──────── Supplied text ────────
Sartorial Saturday–Light and Breezy for Spring

I didn’t think Miss Candyfloss could have a collection that I loved more than the Autumn/Winter 22-23 “Smile with Lucy” offering. How could they possibly top a range dedicated to one of my favorite mid-century actresses? And then I saw the title of the new Spring/Summer 23 collection…”Lilibeth.” I immediately knew that my guess when I heard they were doing a photoshoot in Malta was correct…the collection is a tribute to Her Late Majesty, Queen Elizabeth II. And it is the most perfect assemblage of pieces I could have imagined.

I had to wait almost a month for an item on my wishlist to be released, but I was lucky when it finally was, because it was my favorite item from the entire collection…the Valancia-Blush polka dot swing dress:

The dress is absolutely perfect for spring and summer…it’s made of a very light, flowy fabric that is breezy and lovely for the warmer months. I love the color (is it pink? is it purple? does it even matter?) and the polka dots. I especially love that it has my favorite square neckline with asymmetrical buttons across the bodice. And it also has a charming peplum that makes it look like a jacket and skirt set even though it’s all one piece!

I accessorized with a black boater hat and gloves, a few Splendette duchess bangles, and an Erstwilder brooch that is a perfect match, and adds just the right amount of sparkle!

It’s such a lovely, elegant look…the perfect tribute to The Queen:

This may be my favorite piece, but the whole collection is outstanding, and I hope to add a few more dresses to my wardrobe this spring!

A “Sad Highlight”

The last 12 days for me have been, as I heard someone on BBC World News (a station that has been playing constantly in the background of almost everything I’ve been doing throughout) describe, a “sad highlight.”

I obviously did not look forward to Her Majesty’s passing, even though realistically I knew it was coming, and sooner rather than later. And yet, once events were set into motion, I found myself anticipating each procession, each service, each walkabout, each moment of pageantry and history that is associated with a royal funeral.

A royal funeral is, by necessity, extremely well planned out and organized. The Queen was involved in making the arrangements for “Operation London Bridge” herself. From the sad moment when the flag was lowered over…Windsor? Buckingham Palace? The day was such a blur, I don’t remember from where the camera was broadcasting…and Huw Edwards read the terrible announcement, the event was well-scripted.

I watched bits of the solemn procession from Balmoral to Edinburgh, where farmers honored The Queen with their tractors, riders mounted horses, and people threw flowers along the route. The moment the cars passed over the Queensferry Crossing, opened by Her Majesty just over five years previously, was unforgettable. So was the deep, respectful curtsey the Princess Royal offered the coffin as it passed into the Palace of Holyroodhouse. The service at St. Giles Cathedral was beautiful, and the Vigil of the Princes, led by a kilted King and including a woman, Princess Anne, for the first time, was deeply moving, as they kept guard over their mother.
──────── Dataset records ────────
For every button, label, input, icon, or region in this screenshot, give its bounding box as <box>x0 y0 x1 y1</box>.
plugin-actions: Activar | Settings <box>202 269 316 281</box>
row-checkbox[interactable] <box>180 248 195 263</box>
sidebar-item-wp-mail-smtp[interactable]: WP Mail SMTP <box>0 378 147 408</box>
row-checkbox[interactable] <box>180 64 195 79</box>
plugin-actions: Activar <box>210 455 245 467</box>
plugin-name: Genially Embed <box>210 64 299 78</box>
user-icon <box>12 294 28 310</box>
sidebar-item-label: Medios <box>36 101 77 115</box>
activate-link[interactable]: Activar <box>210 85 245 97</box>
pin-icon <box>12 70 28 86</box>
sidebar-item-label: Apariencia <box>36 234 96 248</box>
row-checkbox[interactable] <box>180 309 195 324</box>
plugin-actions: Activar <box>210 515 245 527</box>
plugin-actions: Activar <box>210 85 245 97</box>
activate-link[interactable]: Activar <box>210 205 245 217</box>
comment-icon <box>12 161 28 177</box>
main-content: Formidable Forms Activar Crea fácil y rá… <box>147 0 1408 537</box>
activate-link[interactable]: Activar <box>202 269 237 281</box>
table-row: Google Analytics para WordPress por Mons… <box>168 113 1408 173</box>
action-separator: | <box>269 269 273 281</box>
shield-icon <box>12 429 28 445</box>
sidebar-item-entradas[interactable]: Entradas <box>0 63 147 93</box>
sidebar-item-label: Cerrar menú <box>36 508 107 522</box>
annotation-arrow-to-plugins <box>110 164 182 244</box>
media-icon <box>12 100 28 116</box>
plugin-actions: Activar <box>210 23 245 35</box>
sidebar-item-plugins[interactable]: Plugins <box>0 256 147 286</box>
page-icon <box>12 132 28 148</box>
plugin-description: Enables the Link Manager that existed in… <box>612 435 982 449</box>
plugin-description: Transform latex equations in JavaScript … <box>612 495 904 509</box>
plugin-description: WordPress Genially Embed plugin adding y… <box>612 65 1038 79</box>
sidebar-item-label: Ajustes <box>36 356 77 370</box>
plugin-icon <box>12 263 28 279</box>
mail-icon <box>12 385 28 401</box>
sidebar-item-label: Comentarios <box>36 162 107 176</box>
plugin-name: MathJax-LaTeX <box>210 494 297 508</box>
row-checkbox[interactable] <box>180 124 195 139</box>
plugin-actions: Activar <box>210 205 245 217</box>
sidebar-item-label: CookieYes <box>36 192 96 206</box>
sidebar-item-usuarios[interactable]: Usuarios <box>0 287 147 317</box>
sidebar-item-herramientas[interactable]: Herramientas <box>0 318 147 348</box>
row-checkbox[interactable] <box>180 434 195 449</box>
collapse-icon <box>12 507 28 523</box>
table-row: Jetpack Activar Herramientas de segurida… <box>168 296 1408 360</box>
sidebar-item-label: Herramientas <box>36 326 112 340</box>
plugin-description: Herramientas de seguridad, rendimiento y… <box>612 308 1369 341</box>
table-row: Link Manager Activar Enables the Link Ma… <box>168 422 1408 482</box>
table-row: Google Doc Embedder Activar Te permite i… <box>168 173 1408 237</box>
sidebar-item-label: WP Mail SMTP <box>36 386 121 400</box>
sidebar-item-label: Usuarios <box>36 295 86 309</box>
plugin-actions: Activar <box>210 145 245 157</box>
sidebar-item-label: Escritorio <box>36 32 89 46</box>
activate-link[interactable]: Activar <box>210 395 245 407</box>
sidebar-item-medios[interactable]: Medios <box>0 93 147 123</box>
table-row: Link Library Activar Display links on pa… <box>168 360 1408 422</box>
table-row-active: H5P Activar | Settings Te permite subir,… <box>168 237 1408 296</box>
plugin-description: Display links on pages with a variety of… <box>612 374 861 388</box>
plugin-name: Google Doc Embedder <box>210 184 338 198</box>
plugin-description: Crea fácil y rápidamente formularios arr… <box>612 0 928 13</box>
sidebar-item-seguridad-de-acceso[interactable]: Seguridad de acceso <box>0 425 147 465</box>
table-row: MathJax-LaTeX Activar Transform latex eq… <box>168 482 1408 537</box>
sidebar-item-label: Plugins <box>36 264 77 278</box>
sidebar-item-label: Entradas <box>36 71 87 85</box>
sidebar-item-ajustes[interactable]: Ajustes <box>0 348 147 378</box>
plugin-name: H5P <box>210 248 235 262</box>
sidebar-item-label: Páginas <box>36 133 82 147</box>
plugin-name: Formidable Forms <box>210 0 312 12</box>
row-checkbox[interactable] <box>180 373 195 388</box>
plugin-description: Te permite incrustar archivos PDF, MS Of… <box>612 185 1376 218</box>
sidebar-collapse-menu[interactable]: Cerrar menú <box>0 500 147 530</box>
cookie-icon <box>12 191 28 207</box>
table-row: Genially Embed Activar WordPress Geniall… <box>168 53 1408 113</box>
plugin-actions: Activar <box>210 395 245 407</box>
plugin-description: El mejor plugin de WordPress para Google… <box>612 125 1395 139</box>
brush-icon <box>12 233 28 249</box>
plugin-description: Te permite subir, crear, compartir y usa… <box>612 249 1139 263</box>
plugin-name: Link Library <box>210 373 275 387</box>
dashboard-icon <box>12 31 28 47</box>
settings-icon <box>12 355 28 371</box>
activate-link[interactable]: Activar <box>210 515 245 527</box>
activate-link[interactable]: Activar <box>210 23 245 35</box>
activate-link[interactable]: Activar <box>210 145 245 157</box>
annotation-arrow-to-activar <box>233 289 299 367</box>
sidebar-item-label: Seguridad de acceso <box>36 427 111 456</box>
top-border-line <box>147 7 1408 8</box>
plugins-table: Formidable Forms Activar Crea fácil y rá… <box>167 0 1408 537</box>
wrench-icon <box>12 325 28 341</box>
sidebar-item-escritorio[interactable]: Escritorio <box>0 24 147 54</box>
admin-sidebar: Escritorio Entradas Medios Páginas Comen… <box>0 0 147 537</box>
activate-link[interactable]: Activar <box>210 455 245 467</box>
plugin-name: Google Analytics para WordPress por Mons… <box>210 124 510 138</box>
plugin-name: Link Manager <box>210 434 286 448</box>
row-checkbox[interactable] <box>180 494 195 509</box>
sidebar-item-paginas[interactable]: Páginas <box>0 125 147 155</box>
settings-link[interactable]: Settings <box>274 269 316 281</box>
────────
> Things to do:
a. Could you copy the rows exactly, from the first one up to and including the line with "main-content: Formidable Forms"?
b. Could you proceed with the post about the Miss Candyfloss dress and the Queen's funeral, picking up right after its last sentence?

> The results:
a.
For every button, label, input, icon, or region in this screenshot, give its bounding box as <box>x0 y0 x1 y1</box>.
plugin-actions: Activar | Settings <box>202 269 316 281</box>
row-checkbox[interactable] <box>180 248 195 263</box>
sidebar-item-wp-mail-smtp[interactable]: WP Mail SMTP <box>0 378 147 408</box>
row-checkbox[interactable] <box>180 64 195 79</box>
plugin-actions: Activar <box>210 455 245 467</box>
plugin-name: Genially Embed <box>210 64 299 78</box>
user-icon <box>12 294 28 310</box>
sidebar-item-label: Medios <box>36 101 77 115</box>
activate-link[interactable]: Activar <box>210 85 245 97</box>
pin-icon <box>12 70 28 86</box>
sidebar-item-label: Apariencia <box>36 234 96 248</box>
row-checkbox[interactable] <box>180 309 195 324</box>
plugin-actions: Activar <box>210 515 245 527</box>
plugin-actions: Activar <box>210 85 245 97</box>
activate-link[interactable]: Activar <box>210 205 245 217</box>
comment-icon <box>12 161 28 177</box>
main-content: Formidable Forms Activar Crea fácil y rá… <box>147 0 1408 537</box>

b.
The tributes that poured in from all over the world were lovely. The crowned heads of Europe recognized Queen Elizabeth II as a beloved family member, a mentor, and an inspiration. Messages came from around the Commonwealth that The Queen was so instrumental in building. Possibly the most touching moment for me was watching Canadian Prime Minister Justin Trudeau pay tribute to “one of his favorite people,” and it hit me that he knew her not just as Prime Minister himself, but possibly dating back to when his farther was also Prime Minister of Canada.

His Majesty the King carried on through it all, visiting the four home countries with graciousness and warmth. There were further services in Northern Ireland and Wales that each had their own unique fingerprint. There were proclamations and speeches. There were walkabouts and memorial viewings by assorted members of the Royal Family, who took the time in spite of their deeply personal grief to offer kind words to the gathered crowds.

The final flight of Her Majesty to London was the most-tracked plane flight in history. The state hearse, which Her Majesty helped design, making its way through the gloomy, darkened streets of London, will live in my memory, the Royal Standard draped over the coffin illuminated against the dark of the hearse and the dark of the evening.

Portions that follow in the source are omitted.